Can you transcribe the data exactly? Leave the pictures out.

[Dataset items]
════════════════
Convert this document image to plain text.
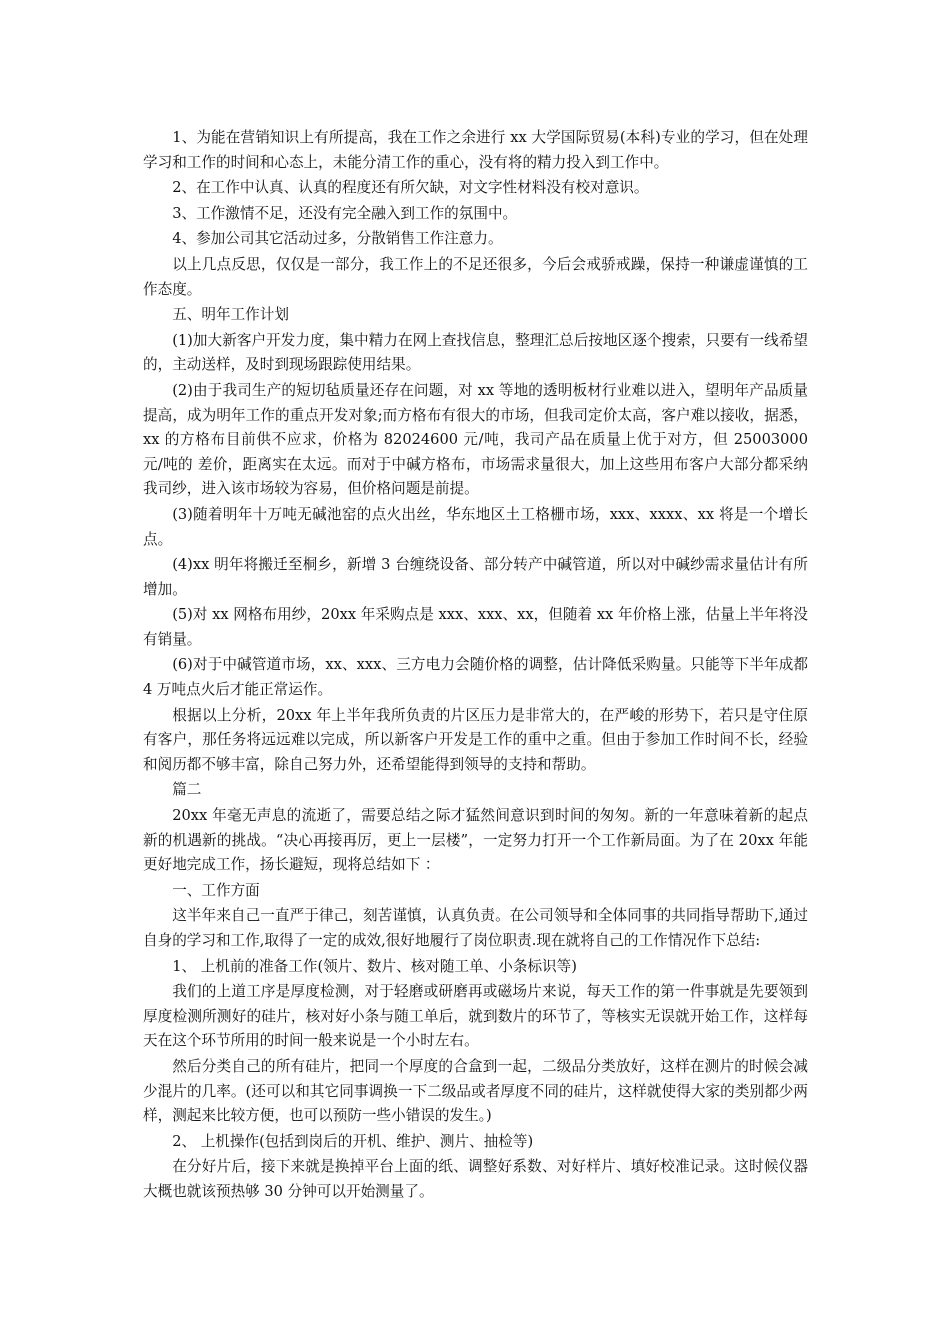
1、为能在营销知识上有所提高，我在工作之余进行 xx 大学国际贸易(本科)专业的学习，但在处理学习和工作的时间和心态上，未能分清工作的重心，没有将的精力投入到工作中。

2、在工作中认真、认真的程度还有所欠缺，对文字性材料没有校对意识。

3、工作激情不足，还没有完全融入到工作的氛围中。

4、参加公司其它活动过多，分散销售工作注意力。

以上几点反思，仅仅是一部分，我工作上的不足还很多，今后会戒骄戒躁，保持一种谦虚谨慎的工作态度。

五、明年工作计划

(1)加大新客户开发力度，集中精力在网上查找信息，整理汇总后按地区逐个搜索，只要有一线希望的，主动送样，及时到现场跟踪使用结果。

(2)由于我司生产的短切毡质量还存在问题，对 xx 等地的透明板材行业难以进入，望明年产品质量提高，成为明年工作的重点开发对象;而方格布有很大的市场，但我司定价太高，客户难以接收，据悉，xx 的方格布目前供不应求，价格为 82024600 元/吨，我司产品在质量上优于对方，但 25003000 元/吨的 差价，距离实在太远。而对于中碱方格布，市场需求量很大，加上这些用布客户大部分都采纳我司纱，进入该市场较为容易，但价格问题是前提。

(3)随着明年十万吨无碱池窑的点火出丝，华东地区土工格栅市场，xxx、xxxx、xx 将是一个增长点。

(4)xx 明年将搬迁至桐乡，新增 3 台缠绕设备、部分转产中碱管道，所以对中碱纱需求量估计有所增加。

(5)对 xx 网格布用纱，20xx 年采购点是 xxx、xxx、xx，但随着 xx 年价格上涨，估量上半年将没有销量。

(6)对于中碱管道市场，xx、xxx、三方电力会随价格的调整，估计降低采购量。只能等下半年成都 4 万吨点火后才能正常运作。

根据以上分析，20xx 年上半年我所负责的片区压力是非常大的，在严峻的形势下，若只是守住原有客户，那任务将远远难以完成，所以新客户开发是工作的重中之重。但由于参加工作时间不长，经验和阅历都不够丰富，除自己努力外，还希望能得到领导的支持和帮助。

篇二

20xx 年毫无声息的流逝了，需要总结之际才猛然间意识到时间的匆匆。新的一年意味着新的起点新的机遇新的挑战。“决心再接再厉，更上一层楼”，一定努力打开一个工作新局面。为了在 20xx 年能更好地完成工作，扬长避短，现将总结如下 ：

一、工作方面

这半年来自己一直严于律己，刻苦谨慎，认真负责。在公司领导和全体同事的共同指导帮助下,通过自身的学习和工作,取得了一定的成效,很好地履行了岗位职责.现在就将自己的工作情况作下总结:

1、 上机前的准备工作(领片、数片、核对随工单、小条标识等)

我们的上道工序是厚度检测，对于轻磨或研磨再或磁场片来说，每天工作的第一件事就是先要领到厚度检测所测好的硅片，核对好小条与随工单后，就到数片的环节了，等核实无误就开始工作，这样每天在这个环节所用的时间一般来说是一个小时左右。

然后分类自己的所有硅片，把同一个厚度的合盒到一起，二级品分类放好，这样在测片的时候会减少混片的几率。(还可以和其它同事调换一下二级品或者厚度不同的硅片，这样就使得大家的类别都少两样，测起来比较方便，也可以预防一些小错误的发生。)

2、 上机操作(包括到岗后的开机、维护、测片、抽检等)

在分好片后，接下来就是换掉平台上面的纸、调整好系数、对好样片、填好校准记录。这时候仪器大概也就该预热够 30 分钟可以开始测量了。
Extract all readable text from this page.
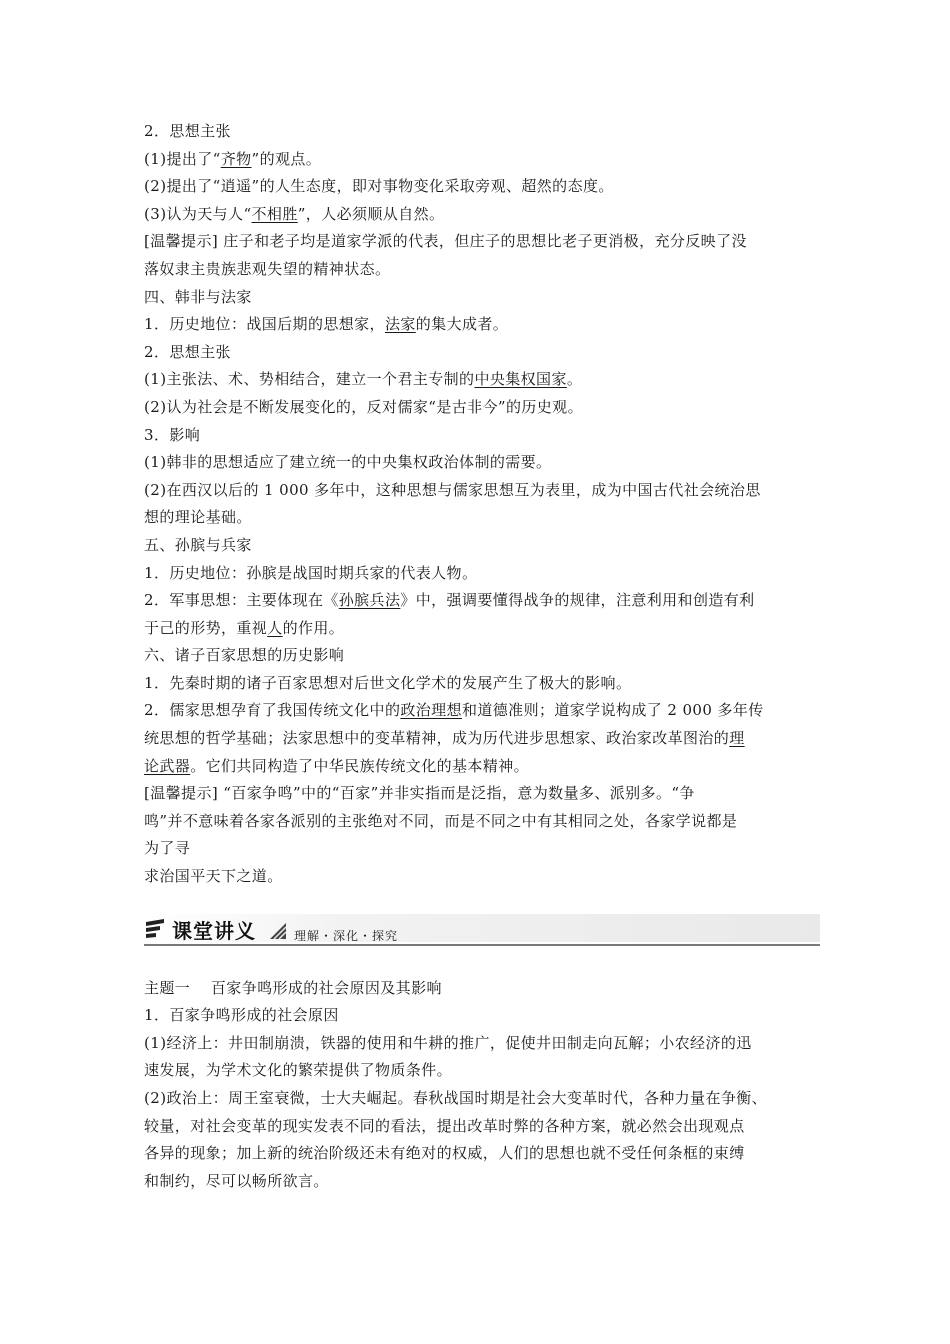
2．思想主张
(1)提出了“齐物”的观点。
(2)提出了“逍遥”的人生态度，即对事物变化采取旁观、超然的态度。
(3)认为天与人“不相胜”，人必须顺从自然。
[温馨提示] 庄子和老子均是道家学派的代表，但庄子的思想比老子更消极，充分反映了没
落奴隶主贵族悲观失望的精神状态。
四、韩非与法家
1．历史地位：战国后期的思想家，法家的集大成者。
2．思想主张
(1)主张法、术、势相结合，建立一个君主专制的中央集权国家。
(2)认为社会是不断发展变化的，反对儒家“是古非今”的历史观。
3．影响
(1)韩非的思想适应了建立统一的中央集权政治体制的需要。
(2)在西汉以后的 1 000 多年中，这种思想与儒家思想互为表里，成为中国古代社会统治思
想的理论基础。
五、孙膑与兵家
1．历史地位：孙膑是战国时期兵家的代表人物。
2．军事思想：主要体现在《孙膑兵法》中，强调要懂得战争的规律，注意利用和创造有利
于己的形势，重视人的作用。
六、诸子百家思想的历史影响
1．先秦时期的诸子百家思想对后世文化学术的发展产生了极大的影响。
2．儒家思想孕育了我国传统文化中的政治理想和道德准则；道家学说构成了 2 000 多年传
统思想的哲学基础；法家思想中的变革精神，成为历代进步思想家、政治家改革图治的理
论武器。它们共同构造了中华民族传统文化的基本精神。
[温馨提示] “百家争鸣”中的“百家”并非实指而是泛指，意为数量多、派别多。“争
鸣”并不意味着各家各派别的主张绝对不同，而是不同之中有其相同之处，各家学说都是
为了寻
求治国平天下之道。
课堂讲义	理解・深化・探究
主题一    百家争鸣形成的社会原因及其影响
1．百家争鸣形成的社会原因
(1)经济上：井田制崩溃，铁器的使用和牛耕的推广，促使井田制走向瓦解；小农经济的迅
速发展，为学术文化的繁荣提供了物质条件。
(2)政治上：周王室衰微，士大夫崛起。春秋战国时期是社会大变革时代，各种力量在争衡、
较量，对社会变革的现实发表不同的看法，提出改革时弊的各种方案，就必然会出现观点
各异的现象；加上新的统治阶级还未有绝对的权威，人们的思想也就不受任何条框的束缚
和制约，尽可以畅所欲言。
════════════════
* [Expected output]
Convert this document image to plain text.
1、为能在营销知识上有所提高，我在工作之余进行 xx 大学国际贸易(本科)专业的学习，但在处理学习和工作的时间和心态上，未能分清工作的重心，没有将的精力投入到工作中。

2、在工作中认真、认真的程度还有所欠缺，对文字性材料没有校对意识。

3、工作激情不足，还没有完全融入到工作的氛围中。

4、参加公司其它活动过多，分散销售工作注意力。

以上几点反思，仅仅是一部分，我工作上的不足还很多，今后会戒骄戒躁，保持一种谦虚谨慎的工作态度。

五、明年工作计划

(1)加大新客户开发力度，集中精力在网上查找信息，整理汇总后按地区逐个搜索，只要有一线希望的，主动送样，及时到现场跟踪使用结果。

(2)由于我司生产的短切毡质量还存在问题，对 xx 等地的透明板材行业难以进入，望明年产品质量提高，成为明年工作的重点开发对象;而方格布有很大的市场，但我司定价太高，客户难以接收，据悉，xx 的方格布目前供不应求，价格为 82024600 元/吨，我司产品在质量上优于对方，但 25003000 元/吨的 差价，距离实在太远。而对于中碱方格布，市场需求量很大，加上这些用布客户大部分都采纳我司纱，进入该市场较为容易，但价格问题是前提。

(3)随着明年十万吨无碱池窑的点火出丝，华东地区土工格栅市场，xxx、xxxx、xx 将是一个增长点。

(4)xx 明年将搬迁至桐乡，新增 3 台缠绕设备、部分转产中碱管道，所以对中碱纱需求量估计有所增加。

(5)对 xx 网格布用纱，20xx 年采购点是 xxx、xxx、xx，但随着 xx 年价格上涨，估量上半年将没有销量。

(6)对于中碱管道市场，xx、xxx、三方电力会随价格的调整，估计降低采购量。只能等下半年成都 4 万吨点火后才能正常运作。

根据以上分析，20xx 年上半年我所负责的片区压力是非常大的，在严峻的形势下，若只是守住原有客户，那任务将远远难以完成，所以新客户开发是工作的重中之重。但由于参加工作时间不长，经验和阅历都不够丰富，除自己努力外，还希望能得到领导的支持和帮助。

篇二

20xx 年毫无声息的流逝了，需要总结之际才猛然间意识到时间的匆匆。新的一年意味着新的起点新的机遇新的挑战。“决心再接再厉，更上一层楼”，一定努力打开一个工作新局面。为了在 20xx 年能更好地完成工作，扬长避短，现将总结如下 ：

一、工作方面

这半年来自己一直严于律己，刻苦谨慎，认真负责。在公司领导和全体同事的共同指导帮助下,通过自身的学习和工作,取得了一定的成效,很好地履行了岗位职责.现在就将自己的工作情况作下总结:

1、 上机前的准备工作(领片、数片、核对随工单、小条标识等)

我们的上道工序是厚度检测，对于轻磨或研磨再或磁场片来说，每天工作的第一件事就是先要领到厚度检测所测好的硅片，核对好小条与随工单后，就到数片的环节了，等核实无误就开始工作，这样每天在这个环节所用的时间一般来说是一个小时左右。

然后分类自己的所有硅片，把同一个厚度的合盒到一起，二级品分类放好，这样在测片的时候会减少混片的几率。(还可以和其它同事调换一下二级品或者厚度不同的硅片，这样就使得大家的类别都少两样，测起来比较方便，也可以预防一些小错误的发生。)

2、 上机操作(包括到岗后的开机、维护、测片、抽检等)

在分好片后，接下来就是换掉平台上面的纸、调整好系数、对好样片、填好校准记录。这时候仪器大概也就该预热够 30 分钟可以开始测量了。
Extract all readable text from this page.
2．思想主张
(1)提出了“齐物”的观点。
(2)提出了“逍遥”的人生态度，即对事物变化采取旁观、超然的态度。
(3)认为天与人“不相胜”，人必须顺从自然。
[温馨提示] 庄子和老子均是道家学派的代表，但庄子的思想比老子更消极，充分反映了没
落奴隶主贵族悲观失望的精神状态。
四、韩非与法家
1．历史地位：战国后期的思想家，法家的集大成者。
2．思想主张
(1)主张法、术、势相结合，建立一个君主专制的中央集权国家。
(2)认为社会是不断发展变化的，反对儒家“是古非今”的历史观。
3．影响
(1)韩非的思想适应了建立统一的中央集权政治体制的需要。
(2)在西汉以后的 1 000 多年中，这种思想与儒家思想互为表里，成为中国古代社会统治思
想的理论基础。
五、孙膑与兵家
1．历史地位：孙膑是战国时期兵家的代表人物。
2．军事思想：主要体现在《孙膑兵法》中，强调要懂得战争的规律，注意利用和创造有利
于己的形势，重视人的作用。
六、诸子百家思想的历史影响
1．先秦时期的诸子百家思想对后世文化学术的发展产生了极大的影响。
2．儒家思想孕育了我国传统文化中的政治理想和道德准则；道家学说构成了 2 000 多年传
统思想的哲学基础；法家思想中的变革精神，成为历代进步思想家、政治家改革图治的理
论武器。它们共同构造了中华民族传统文化的基本精神。
[温馨提示] “百家争鸣”中的“百家”并非实指而是泛指，意为数量多、派别多。“争
鸣”并不意味着各家各派别的主张绝对不同，而是不同之中有其相同之处，各家学说都是
为了寻
求治国平天下之道。
课堂讲义	理解・深化・探究
主题一    百家争鸣形成的社会原因及其影响
1．百家争鸣形成的社会原因
(1)经济上：井田制崩溃，铁器的使用和牛耕的推广，促使井田制走向瓦解；小农经济的迅
速发展，为学术文化的繁荣提供了物质条件。
(2)政治上：周王室衰微，士大夫崛起。春秋战国时期是社会大变革时代，各种力量在争衡、
较量，对社会变革的现实发表不同的看法，提出改革时弊的各种方案，就必然会出现观点
各异的现象；加上新的统治阶级还未有绝对的权威，人们的思想也就不受任何条框的束缚
和制约，尽可以畅所欲言。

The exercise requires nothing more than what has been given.